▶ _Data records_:
┌──

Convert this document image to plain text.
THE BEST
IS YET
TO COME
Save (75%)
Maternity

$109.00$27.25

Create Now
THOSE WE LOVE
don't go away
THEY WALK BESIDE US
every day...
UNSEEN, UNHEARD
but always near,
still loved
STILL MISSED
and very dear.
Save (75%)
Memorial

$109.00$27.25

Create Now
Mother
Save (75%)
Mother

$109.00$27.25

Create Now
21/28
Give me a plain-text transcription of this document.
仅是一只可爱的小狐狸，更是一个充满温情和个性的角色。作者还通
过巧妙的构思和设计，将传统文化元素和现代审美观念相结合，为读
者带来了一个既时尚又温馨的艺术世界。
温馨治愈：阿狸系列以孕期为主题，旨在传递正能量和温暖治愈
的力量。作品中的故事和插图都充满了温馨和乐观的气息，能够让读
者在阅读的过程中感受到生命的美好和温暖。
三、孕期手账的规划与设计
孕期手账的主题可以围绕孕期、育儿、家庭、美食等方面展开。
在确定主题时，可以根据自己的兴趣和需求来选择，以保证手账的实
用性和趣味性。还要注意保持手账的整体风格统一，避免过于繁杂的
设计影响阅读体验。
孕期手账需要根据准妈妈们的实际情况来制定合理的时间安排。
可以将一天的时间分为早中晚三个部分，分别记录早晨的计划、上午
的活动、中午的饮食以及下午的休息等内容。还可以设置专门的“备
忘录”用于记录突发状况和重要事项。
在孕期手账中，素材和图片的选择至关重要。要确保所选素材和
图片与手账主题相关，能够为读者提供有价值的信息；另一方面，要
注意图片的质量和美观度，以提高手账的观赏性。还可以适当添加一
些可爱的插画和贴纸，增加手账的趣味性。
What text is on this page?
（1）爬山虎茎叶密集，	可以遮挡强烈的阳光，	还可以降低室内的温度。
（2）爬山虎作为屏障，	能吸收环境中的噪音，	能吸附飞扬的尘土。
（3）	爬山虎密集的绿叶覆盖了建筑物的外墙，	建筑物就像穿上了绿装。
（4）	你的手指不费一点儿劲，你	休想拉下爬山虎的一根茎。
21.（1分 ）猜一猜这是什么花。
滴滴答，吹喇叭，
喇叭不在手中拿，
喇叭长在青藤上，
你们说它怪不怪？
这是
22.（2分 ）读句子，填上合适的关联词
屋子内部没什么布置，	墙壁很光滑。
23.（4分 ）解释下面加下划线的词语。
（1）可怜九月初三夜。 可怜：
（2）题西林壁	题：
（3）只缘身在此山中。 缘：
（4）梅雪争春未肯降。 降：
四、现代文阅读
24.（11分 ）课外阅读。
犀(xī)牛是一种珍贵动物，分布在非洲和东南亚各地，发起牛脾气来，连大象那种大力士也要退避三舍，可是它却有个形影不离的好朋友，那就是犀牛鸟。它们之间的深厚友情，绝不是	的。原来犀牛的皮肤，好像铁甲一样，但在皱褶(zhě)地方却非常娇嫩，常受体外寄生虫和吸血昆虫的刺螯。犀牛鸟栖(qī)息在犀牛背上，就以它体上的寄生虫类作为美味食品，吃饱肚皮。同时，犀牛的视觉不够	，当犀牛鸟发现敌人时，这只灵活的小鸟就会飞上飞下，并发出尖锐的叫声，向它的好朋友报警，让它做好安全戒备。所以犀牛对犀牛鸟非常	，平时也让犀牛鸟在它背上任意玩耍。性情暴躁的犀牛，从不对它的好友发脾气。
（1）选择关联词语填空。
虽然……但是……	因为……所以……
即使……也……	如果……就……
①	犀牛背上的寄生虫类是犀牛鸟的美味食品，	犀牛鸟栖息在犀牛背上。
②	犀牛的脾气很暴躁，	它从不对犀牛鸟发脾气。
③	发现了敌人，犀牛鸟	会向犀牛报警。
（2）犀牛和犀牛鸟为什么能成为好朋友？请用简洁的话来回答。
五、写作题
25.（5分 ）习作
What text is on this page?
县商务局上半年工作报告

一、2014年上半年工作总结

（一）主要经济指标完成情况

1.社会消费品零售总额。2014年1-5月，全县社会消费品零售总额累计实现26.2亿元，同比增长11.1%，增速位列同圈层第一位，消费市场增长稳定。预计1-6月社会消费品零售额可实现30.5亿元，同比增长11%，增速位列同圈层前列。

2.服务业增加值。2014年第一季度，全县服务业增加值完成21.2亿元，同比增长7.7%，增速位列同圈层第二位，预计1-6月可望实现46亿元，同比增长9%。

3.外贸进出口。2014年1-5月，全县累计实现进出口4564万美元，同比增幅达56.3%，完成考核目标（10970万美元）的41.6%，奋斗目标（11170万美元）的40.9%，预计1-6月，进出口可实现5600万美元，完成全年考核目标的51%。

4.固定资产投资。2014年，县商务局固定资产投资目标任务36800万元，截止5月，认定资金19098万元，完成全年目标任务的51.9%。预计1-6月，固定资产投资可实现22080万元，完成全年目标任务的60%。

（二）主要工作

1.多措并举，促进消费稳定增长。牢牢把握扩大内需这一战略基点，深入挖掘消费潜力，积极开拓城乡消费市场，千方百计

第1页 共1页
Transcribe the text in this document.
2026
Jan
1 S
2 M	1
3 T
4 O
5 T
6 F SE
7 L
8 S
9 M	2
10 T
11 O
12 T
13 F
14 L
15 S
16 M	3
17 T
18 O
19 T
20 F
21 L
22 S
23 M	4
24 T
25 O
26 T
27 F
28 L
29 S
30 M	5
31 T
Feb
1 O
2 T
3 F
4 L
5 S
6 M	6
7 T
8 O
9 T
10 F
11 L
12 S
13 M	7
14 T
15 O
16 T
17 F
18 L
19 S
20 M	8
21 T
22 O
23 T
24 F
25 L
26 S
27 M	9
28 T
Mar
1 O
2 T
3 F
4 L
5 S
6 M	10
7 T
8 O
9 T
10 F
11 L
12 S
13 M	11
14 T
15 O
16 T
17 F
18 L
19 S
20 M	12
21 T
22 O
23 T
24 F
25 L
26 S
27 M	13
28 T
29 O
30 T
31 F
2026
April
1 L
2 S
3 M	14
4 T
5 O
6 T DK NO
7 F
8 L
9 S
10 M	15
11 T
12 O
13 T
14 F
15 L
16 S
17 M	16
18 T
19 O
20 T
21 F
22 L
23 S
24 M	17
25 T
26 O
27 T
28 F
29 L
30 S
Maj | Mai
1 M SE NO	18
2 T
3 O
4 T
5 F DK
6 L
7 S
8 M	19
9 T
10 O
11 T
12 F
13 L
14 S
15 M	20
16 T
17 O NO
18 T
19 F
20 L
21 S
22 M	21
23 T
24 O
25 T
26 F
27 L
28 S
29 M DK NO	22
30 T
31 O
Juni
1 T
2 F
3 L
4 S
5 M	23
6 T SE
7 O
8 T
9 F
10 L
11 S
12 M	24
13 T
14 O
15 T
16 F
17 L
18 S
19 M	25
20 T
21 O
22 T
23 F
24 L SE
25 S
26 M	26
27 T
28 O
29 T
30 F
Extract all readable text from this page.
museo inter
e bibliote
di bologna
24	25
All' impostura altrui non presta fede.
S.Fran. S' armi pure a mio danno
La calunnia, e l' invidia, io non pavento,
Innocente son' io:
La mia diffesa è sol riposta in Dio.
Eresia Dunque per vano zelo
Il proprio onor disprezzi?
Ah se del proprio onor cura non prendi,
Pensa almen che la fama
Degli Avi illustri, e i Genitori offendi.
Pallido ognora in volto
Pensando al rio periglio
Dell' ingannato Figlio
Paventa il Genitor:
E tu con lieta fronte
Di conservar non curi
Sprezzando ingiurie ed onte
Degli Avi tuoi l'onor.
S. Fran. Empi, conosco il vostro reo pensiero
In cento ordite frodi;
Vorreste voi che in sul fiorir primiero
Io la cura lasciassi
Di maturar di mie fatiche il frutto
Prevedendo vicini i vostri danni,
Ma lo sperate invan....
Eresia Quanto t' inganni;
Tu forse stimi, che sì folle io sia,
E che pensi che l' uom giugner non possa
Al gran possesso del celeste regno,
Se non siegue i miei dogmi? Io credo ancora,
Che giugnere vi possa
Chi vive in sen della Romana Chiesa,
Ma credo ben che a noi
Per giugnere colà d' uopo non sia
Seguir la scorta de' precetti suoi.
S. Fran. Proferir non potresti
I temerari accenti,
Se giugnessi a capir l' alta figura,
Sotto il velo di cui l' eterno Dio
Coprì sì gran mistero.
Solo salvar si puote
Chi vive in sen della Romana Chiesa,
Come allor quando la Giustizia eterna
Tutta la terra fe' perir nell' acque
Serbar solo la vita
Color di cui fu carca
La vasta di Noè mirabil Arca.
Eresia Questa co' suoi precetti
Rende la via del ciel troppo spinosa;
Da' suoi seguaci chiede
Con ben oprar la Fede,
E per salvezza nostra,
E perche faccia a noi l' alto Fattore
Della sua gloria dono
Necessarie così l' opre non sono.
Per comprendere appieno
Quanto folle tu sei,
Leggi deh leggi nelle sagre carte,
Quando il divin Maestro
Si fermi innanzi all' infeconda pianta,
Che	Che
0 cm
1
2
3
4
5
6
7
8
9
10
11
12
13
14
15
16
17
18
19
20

└──

▶ _THE TASK_:
From the data, collect all lines where the string "Degli" appears.

▶ _COMPLETE RESPONSE_:
Degli Avi illustri, e i Genitori offendi.
Degli Avi tuoi l'onor.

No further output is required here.